Show every line in the records below that contains the word "What".

### Supplied data ###

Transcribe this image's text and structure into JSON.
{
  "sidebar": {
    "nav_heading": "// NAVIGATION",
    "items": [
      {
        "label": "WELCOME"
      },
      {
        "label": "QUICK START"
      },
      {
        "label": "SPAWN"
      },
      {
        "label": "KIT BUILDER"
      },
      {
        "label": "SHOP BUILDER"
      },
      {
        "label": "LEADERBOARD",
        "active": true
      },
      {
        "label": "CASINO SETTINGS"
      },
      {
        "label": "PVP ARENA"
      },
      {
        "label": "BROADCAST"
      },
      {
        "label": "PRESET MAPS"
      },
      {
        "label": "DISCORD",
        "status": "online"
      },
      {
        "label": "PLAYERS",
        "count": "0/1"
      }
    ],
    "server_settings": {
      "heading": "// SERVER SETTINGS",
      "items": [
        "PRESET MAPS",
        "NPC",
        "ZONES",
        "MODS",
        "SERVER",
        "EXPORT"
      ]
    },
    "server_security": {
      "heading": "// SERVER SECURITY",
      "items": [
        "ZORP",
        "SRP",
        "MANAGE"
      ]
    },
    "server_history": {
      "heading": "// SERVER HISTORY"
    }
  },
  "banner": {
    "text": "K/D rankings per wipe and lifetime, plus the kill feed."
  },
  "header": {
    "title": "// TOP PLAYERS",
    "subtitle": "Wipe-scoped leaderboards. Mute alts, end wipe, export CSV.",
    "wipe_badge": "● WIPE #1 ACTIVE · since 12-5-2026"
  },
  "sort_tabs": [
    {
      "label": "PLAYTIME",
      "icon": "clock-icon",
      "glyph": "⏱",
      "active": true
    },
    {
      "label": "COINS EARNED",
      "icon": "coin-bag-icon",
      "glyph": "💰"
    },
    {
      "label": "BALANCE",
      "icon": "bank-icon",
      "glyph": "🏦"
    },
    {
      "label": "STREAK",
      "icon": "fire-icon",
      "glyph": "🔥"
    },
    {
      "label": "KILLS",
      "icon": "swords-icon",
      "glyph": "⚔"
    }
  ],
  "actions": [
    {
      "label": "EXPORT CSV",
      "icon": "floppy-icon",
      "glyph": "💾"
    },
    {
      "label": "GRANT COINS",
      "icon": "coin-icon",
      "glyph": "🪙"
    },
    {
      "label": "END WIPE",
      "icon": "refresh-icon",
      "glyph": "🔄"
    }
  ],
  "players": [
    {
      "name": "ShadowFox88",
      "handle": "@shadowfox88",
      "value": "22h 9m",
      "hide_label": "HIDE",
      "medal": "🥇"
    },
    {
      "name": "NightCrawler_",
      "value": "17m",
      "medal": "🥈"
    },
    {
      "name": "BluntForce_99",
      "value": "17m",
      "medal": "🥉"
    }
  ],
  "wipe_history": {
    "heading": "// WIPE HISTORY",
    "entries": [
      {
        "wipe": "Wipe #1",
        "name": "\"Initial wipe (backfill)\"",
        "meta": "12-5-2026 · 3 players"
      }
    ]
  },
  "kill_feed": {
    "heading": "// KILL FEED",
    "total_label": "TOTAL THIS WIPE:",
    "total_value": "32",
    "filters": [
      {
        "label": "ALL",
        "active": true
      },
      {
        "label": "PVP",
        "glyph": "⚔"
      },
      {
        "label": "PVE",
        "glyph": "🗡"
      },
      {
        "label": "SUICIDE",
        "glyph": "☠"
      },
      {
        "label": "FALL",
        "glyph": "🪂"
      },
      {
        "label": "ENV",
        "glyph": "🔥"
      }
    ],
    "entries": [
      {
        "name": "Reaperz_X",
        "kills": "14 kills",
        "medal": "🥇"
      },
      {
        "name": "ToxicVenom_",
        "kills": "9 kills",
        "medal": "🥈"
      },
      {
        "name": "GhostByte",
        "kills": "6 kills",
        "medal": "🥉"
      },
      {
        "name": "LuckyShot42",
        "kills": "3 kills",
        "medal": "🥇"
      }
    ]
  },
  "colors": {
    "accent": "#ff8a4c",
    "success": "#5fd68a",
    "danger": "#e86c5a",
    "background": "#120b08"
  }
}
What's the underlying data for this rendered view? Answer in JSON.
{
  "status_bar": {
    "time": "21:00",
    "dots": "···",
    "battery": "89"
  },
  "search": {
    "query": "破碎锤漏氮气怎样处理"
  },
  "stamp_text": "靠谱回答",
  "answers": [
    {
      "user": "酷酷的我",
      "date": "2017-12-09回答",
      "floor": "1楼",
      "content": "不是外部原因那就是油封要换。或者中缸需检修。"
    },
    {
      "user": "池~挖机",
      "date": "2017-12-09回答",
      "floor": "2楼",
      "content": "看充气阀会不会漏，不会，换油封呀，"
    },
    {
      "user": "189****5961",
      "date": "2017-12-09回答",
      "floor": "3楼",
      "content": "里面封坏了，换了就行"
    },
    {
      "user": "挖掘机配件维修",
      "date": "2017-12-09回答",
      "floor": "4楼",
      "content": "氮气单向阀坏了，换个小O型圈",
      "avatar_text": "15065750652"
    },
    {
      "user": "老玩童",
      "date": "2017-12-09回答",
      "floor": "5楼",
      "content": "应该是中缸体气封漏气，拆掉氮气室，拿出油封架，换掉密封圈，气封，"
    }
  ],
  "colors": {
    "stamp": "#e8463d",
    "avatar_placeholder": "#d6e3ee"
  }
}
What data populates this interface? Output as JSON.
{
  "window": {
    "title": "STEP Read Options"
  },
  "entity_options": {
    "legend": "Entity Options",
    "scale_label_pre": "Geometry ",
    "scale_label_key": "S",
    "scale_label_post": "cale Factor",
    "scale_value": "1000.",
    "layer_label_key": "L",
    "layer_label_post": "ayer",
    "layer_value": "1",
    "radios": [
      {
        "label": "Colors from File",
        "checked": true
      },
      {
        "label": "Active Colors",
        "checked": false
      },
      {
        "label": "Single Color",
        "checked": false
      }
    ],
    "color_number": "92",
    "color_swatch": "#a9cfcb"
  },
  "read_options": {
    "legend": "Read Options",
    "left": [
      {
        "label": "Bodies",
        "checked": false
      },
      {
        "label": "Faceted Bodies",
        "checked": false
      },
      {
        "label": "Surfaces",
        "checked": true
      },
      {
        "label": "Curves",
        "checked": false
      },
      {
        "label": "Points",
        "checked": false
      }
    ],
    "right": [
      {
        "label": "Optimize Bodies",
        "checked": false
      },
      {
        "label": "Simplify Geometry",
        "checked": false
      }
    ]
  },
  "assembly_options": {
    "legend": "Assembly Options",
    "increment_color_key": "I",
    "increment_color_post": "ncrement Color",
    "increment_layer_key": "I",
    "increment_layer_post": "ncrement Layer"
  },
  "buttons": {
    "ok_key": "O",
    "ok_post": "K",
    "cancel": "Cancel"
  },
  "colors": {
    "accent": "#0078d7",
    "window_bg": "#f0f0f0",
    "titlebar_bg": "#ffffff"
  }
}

###

Response to the task:
What's the underlying data for this rendered view? Answer in JSON.
What data populates this interface? Output as JSON.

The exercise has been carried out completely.